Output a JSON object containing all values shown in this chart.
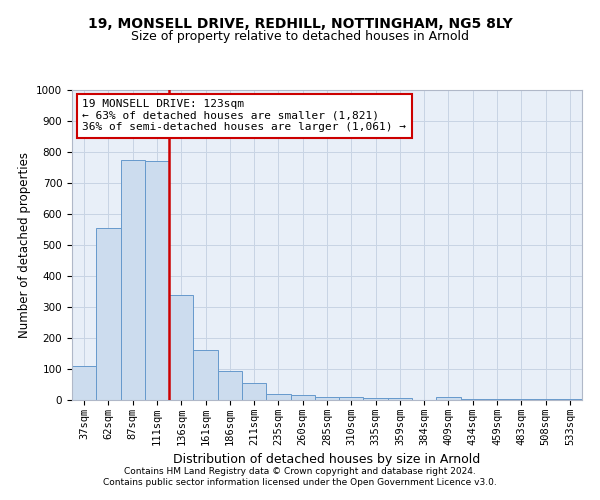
{
  "title1": "19, MONSELL DRIVE, REDHILL, NOTTINGHAM, NG5 8LY",
  "title2": "Size of property relative to detached houses in Arnold",
  "xlabel": "Distribution of detached houses by size in Arnold",
  "ylabel": "Number of detached properties",
  "categories": [
    "37sqm",
    "62sqm",
    "87sqm",
    "111sqm",
    "136sqm",
    "161sqm",
    "186sqm",
    "211sqm",
    "235sqm",
    "260sqm",
    "285sqm",
    "310sqm",
    "335sqm",
    "359sqm",
    "384sqm",
    "409sqm",
    "434sqm",
    "459sqm",
    "483sqm",
    "508sqm",
    "533sqm"
  ],
  "values": [
    110,
    555,
    775,
    770,
    340,
    160,
    95,
    55,
    20,
    15,
    10,
    10,
    8,
    5,
    0,
    10,
    3,
    3,
    3,
    3,
    3
  ],
  "bar_color": "#ccdcee",
  "bar_edge_color": "#6699cc",
  "grid_color": "#c8d4e4",
  "background_color": "#e8eff8",
  "ref_line_color": "#cc0000",
  "annotation_text": "19 MONSELL DRIVE: 123sqm\n← 63% of detached houses are smaller (1,821)\n36% of semi-detached houses are larger (1,061) →",
  "annotation_box_color": "#cc0000",
  "annotation_bg": "#ffffff",
  "ylim": [
    0,
    1000
  ],
  "yticks": [
    0,
    100,
    200,
    300,
    400,
    500,
    600,
    700,
    800,
    900,
    1000
  ],
  "footer1": "Contains HM Land Registry data © Crown copyright and database right 2024.",
  "footer2": "Contains public sector information licensed under the Open Government Licence v3.0.",
  "title1_fontsize": 10,
  "title2_fontsize": 9,
  "tick_fontsize": 7.5,
  "ylabel_fontsize": 8.5,
  "xlabel_fontsize": 9,
  "annotation_fontsize": 8,
  "footer_fontsize": 6.5
}
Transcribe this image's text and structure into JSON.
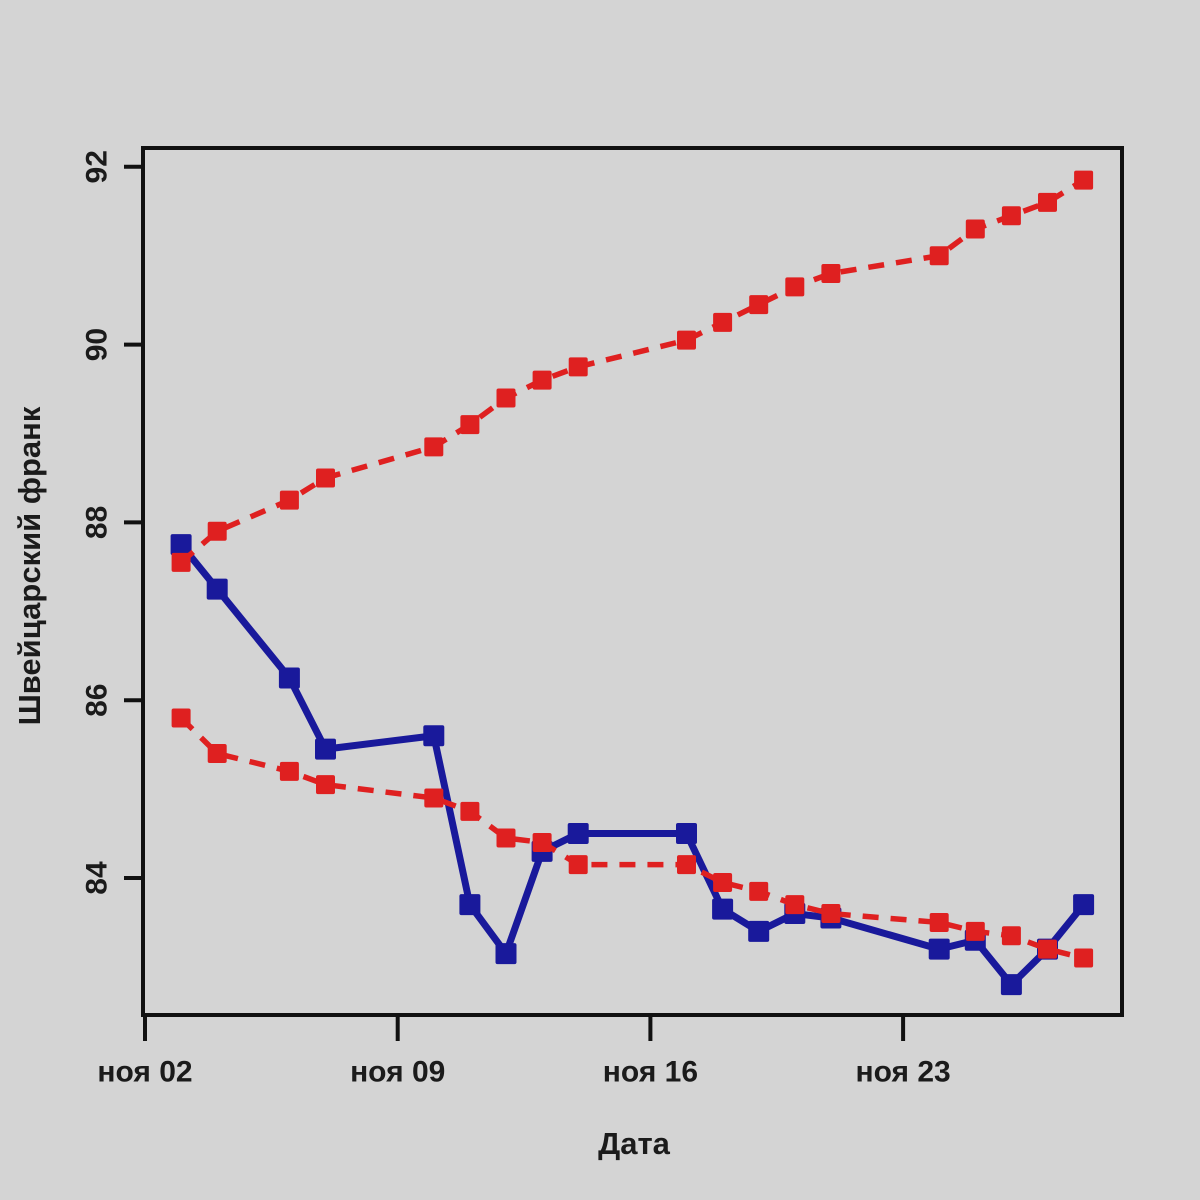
{
  "figure": {
    "background_color": "#d4d4d4",
    "frame_color": "#111111",
    "text_color": "#1b1b1b"
  },
  "chart_data": {
    "type": "line",
    "title": "",
    "xlabel": "Дата",
    "ylabel": "Швейцарский франк",
    "x_dates": [
      "ноя 03",
      "ноя 04",
      "ноя 06",
      "ноя 07",
      "ноя 10",
      "ноя 11",
      "ноя 12",
      "ноя 13",
      "ноя 14",
      "ноя 17",
      "ноя 18",
      "ноя 19",
      "ноя 20",
      "ноя 21",
      "ноя 24",
      "ноя 25",
      "ноя 26",
      "ноя 27",
      "ноя 28"
    ],
    "x_days": [
      3,
      4,
      6,
      7,
      10,
      11,
      12,
      13,
      14,
      17,
      18,
      19,
      20,
      21,
      24,
      25,
      26,
      27,
      28
    ],
    "series": [
      {
        "name": "blue-solid",
        "color": "#19199b",
        "style": "solid",
        "marker": "square",
        "values": [
          87.75,
          87.25,
          86.25,
          85.45,
          85.6,
          83.7,
          83.15,
          84.3,
          84.5,
          84.5,
          83.65,
          83.4,
          83.6,
          83.55,
          83.2,
          83.3,
          82.8,
          83.2,
          83.7
        ]
      },
      {
        "name": "red-dashed-upper",
        "color": "#df2020",
        "style": "dashed",
        "marker": "square",
        "values": [
          87.55,
          87.9,
          88.25,
          88.5,
          88.85,
          89.1,
          89.4,
          89.6,
          89.75,
          90.05,
          90.25,
          90.45,
          90.65,
          90.8,
          91.0,
          91.3,
          91.45,
          91.6,
          91.85
        ]
      },
      {
        "name": "red-dashed-lower",
        "color": "#df2020",
        "style": "dashed",
        "marker": "square",
        "values": [
          85.8,
          85.4,
          85.2,
          85.05,
          84.9,
          84.75,
          84.45,
          84.4,
          84.15,
          84.15,
          83.95,
          83.85,
          83.7,
          83.6,
          83.5,
          83.4,
          83.35,
          83.2,
          83.1
        ]
      }
    ],
    "y_ticks": [
      84,
      86,
      88,
      90,
      92
    ],
    "x_ticks": [
      {
        "label": "ноя 02",
        "day": 2
      },
      {
        "label": "ноя 09",
        "day": 9
      },
      {
        "label": "ноя 16",
        "day": 16
      },
      {
        "label": "ноя 23",
        "day": 23
      }
    ],
    "ylim": [
      82.5,
      92.2
    ],
    "grid": false,
    "legend": "none"
  }
}
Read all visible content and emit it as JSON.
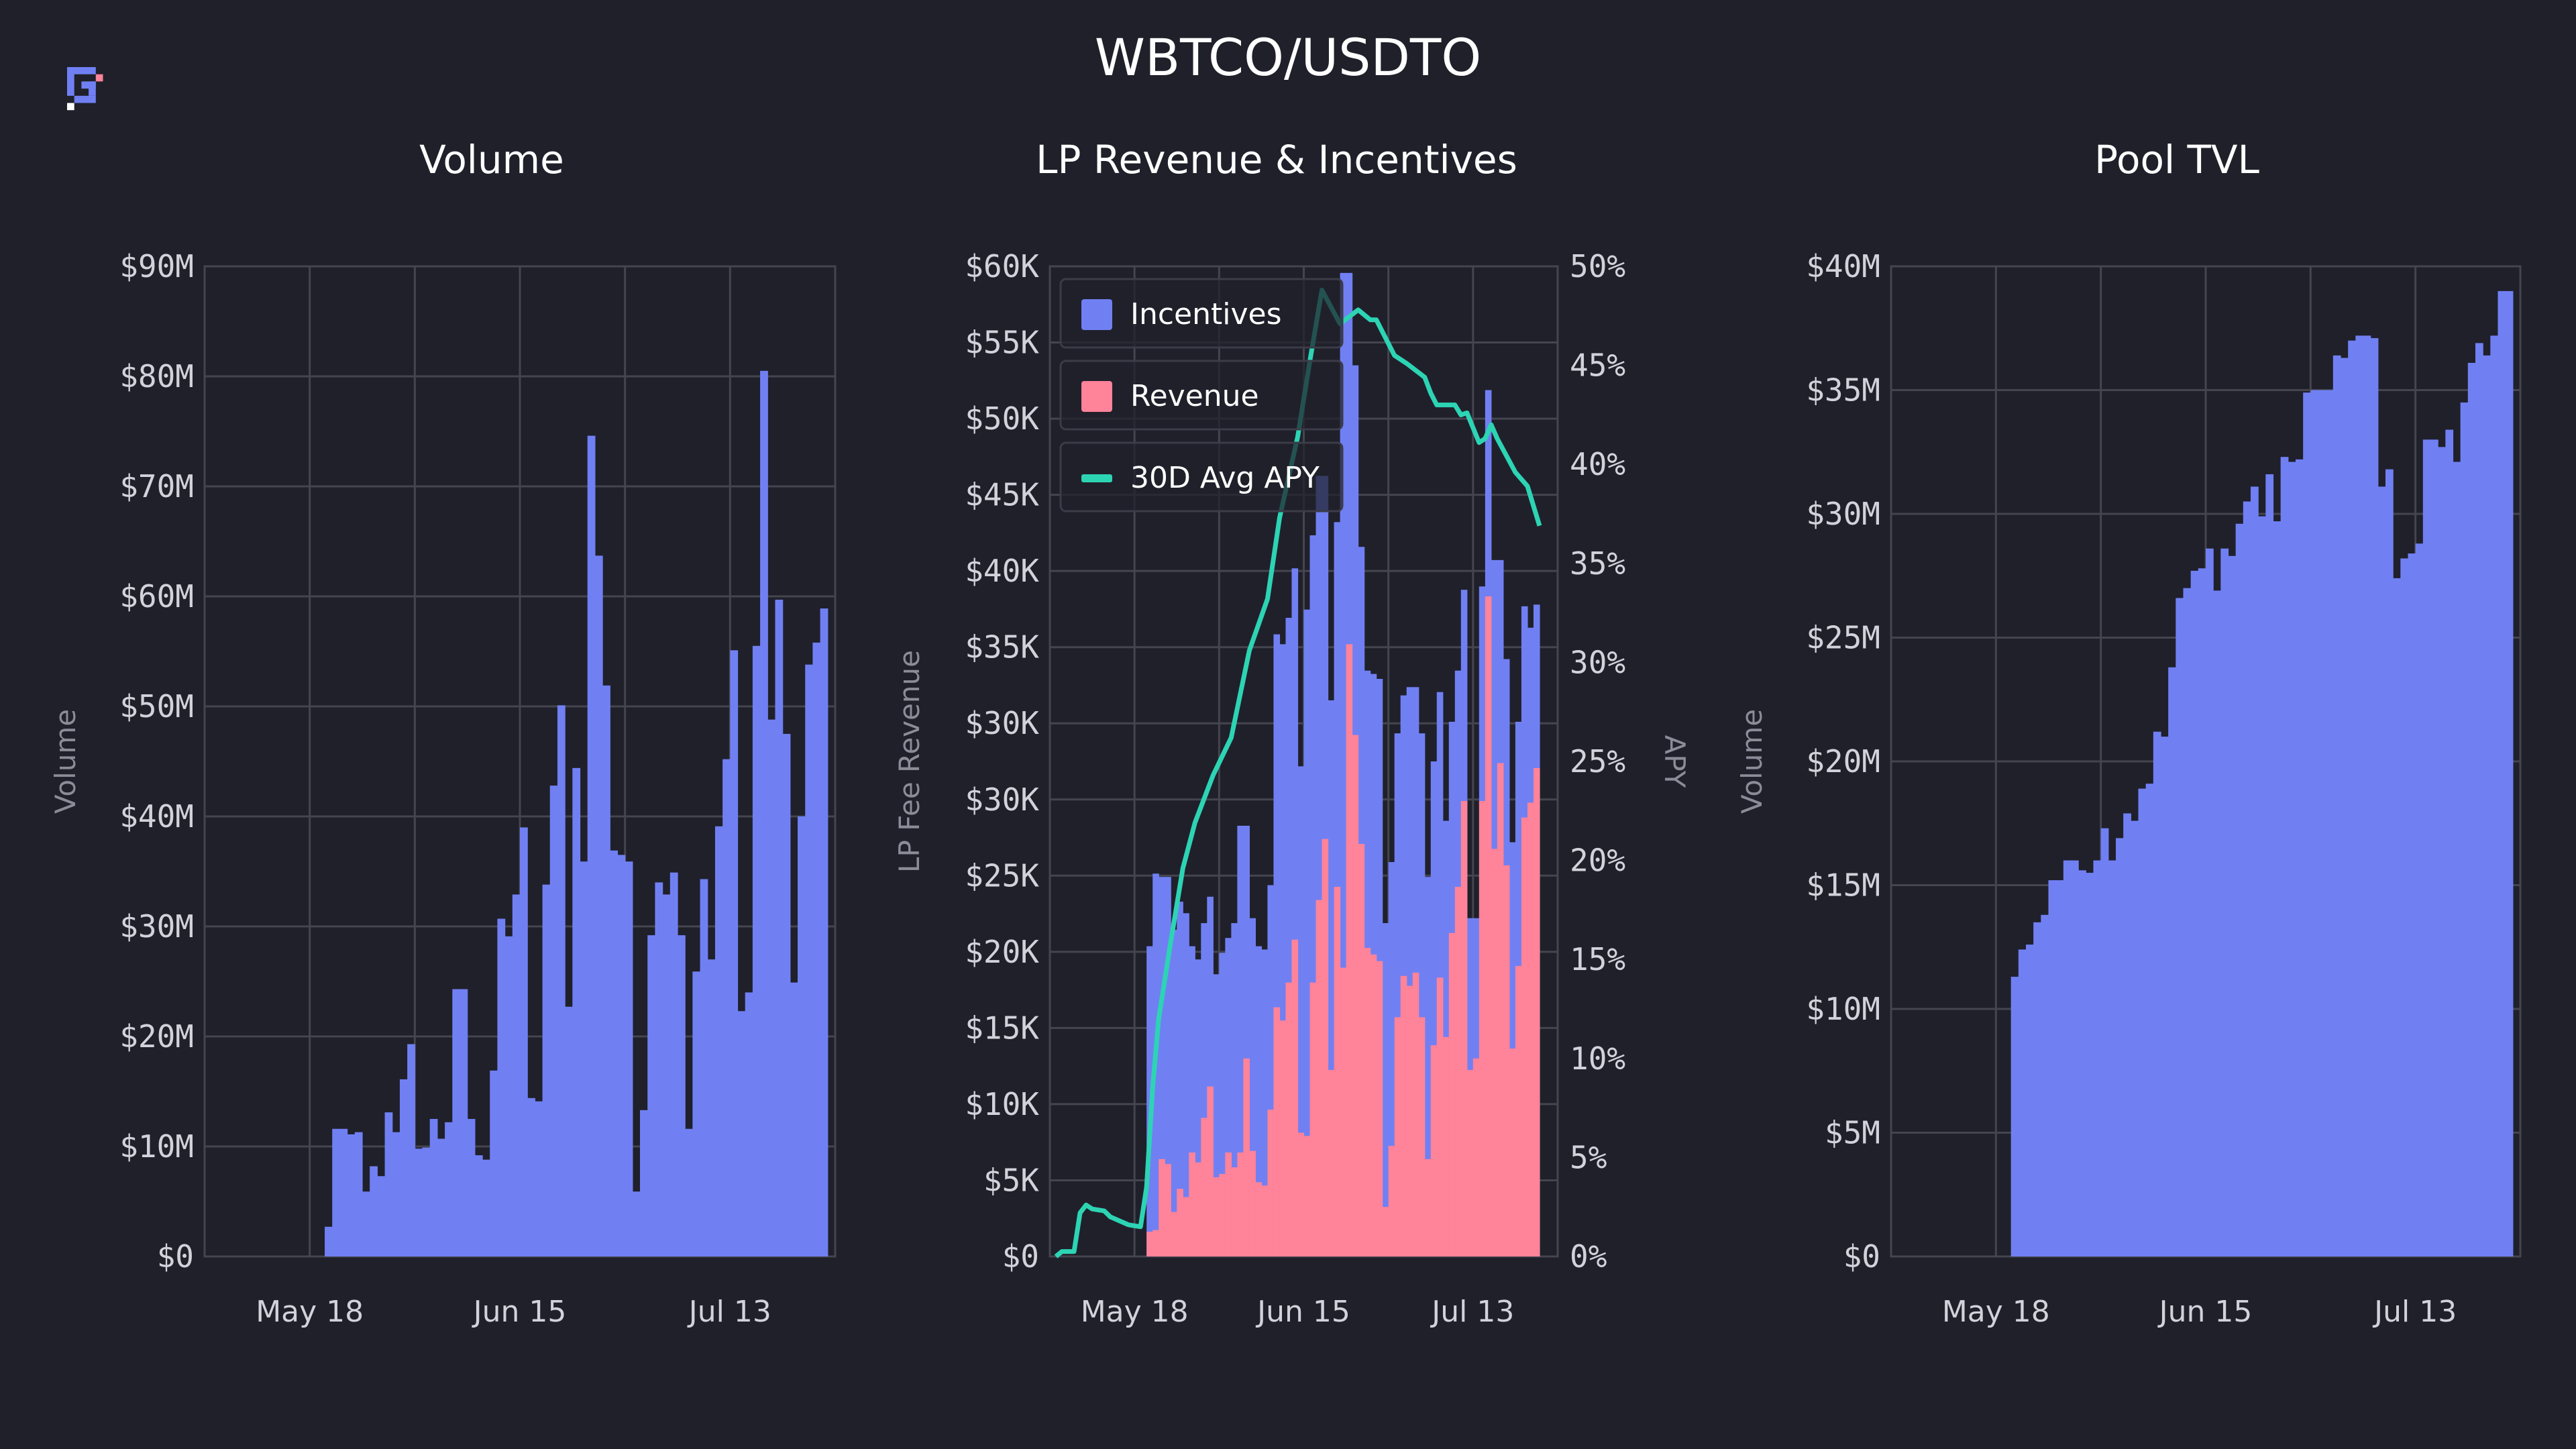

┄┄┄┄┄┄┄┄┄┄

Write out each entry exactly as given, omitting any picture.

* [Solution to the problem]
Output a JSON object containing all values shown in this chart.
{
  "title1": "19, MONSELL DRIVE, REDHILL, NOTTINGHAM, NG5 8LY",
  "title2": "Size of property relative to detached houses in Arnold",
  "xlabel": "Distribution of detached houses by size in Arnold",
  "ylabel": "Number of detached properties",
  "categories": [
    "37sqm",
    "62sqm",
    "87sqm",
    "111sqm",
    "136sqm",
    "161sqm",
    "186sqm",
    "211sqm",
    "235sqm",
    "260sqm",
    "285sqm",
    "310sqm",
    "335sqm",
    "359sqm",
    "384sqm",
    "409sqm",
    "434sqm",
    "459sqm",
    "483sqm",
    "508sqm",
    "533sqm"
  ],
  "values": [
    110,
    555,
    775,
    770,
    340,
    160,
    95,
    55,
    20,
    15,
    10,
    10,
    8,
    5,
    0,
    10,
    3,
    3,
    3,
    3,
    3
  ],
  "bar_color": "#ccdcee",
  "bar_edge_color": "#6699cc",
  "grid_color": "#c8d4e4",
  "background_color": "#e8eff8",
  "ref_line_color": "#cc0000",
  "annotation_text": "19 MONSELL DRIVE: 123sqm\n← 63% of detached houses are smaller (1,821)\n36% of semi-detached houses are larger (1,061) →",
  "annotation_box_color": "#cc0000",
  "annotation_bg": "#ffffff",
  "ylim": [
    0,
    1000
  ],
  "yticks": [
    0,
    100,
    200,
    300,
    400,
    500,
    600,
    700,
    800,
    900,
    1000
  ],
  "footer1": "Contains HM Land Registry data © Crown copyright and database right 2024.",
  "footer2": "Contains public sector information licensed under the Open Government Licence v3.0.",
  "title1_fontsize": 10,
  "title2_fontsize": 9,
  "tick_fontsize": 7.5,
  "ylabel_fontsize": 8.5,
  "xlabel_fontsize": 9,
  "annotation_fontsize": 8,
  "footer_fontsize": 6.5
}
Transcribe this image's text and structure into JSON.
{
  "figure": {
    "background_color": "#d4d4d4",
    "frame_color": "#111111",
    "text_color": "#1b1b1b"
  },
  "chart_data": {
    "type": "line",
    "title": "",
    "xlabel": "Дата",
    "ylabel": "Швейцарский франк",
    "x_dates": [
      "ноя 03",
      "ноя 04",
      "ноя 06",
      "ноя 07",
      "ноя 10",
      "ноя 11",
      "ноя 12",
      "ноя 13",
      "ноя 14",
      "ноя 17",
      "ноя 18",
      "ноя 19",
      "ноя 20",
      "ноя 21",
      "ноя 24",
      "ноя 25",
      "ноя 26",
      "ноя 27",
      "ноя 28"
    ],
    "x_days": [
      3,
      4,
      6,
      7,
      10,
      11,
      12,
      13,
      14,
      17,
      18,
      19,
      20,
      21,
      24,
      25,
      26,
      27,
      28
    ],
    "series": [
      {
        "name": "blue-solid",
        "color": "#19199b",
        "style": "solid",
        "marker": "square",
        "values": [
          87.75,
          87.25,
          86.25,
          85.45,
          85.6,
          83.7,
          83.15,
          84.3,
          84.5,
          84.5,
          83.65,
          83.4,
          83.6,
          83.55,
          83.2,
          83.3,
          82.8,
          83.2,
          83.7
        ]
      },
      {
        "name": "red-dashed-upper",
        "color": "#df2020",
        "style": "dashed",
        "marker": "square",
        "values": [
          87.55,
          87.9,
          88.25,
          88.5,
          88.85,
          89.1,
          89.4,
          89.6,
          89.75,
          90.05,
          90.25,
          90.45,
          90.65,
          90.8,
          91.0,
          91.3,
          91.45,
          91.6,
          91.85
        ]
      },
      {
        "name": "red-dashed-lower",
        "color": "#df2020",
        "style": "dashed",
        "marker": "square",
        "values": [
          85.8,
          85.4,
          85.2,
          85.05,
          84.9,
          84.75,
          84.45,
          84.4,
          84.15,
          84.15,
          83.95,
          83.85,
          83.7,
          83.6,
          83.5,
          83.4,
          83.35,
          83.2,
          83.1
        ]
      }
    ],
    "y_ticks": [
      84,
      86,
      88,
      90,
      92
    ],
    "x_ticks": [
      {
        "label": "ноя 02",
        "day": 2
      },
      {
        "label": "ноя 09",
        "day": 9
      },
      {
        "label": "ноя 16",
        "day": 16
      },
      {
        "label": "ноя 23",
        "day": 23
      }
    ],
    "ylim": [
      82.5,
      92.2
    ],
    "grid": false,
    "legend": "none"
  }
}
Read all visible content and emit it as JSON.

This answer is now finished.